__Problem__: Render every entry exactly as it appears.
──────────────────────────────
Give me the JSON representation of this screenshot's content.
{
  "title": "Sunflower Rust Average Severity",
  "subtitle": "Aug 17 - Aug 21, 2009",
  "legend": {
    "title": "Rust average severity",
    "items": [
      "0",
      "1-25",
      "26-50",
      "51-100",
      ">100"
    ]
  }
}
──────────────────────────────
__Task output__:
Give me the JSON representation of this screenshot's content.
{
  "title": "Sunflower Rust Average Severity",
  "subtitle": "Aug 17 - Aug 21, 2009",
  "legend": {
    "title": "Rust average severity",
    "items": [
      "0",
      "1-25",
      "26-50",
      "51-100",
      ">100"
    ]
  }
}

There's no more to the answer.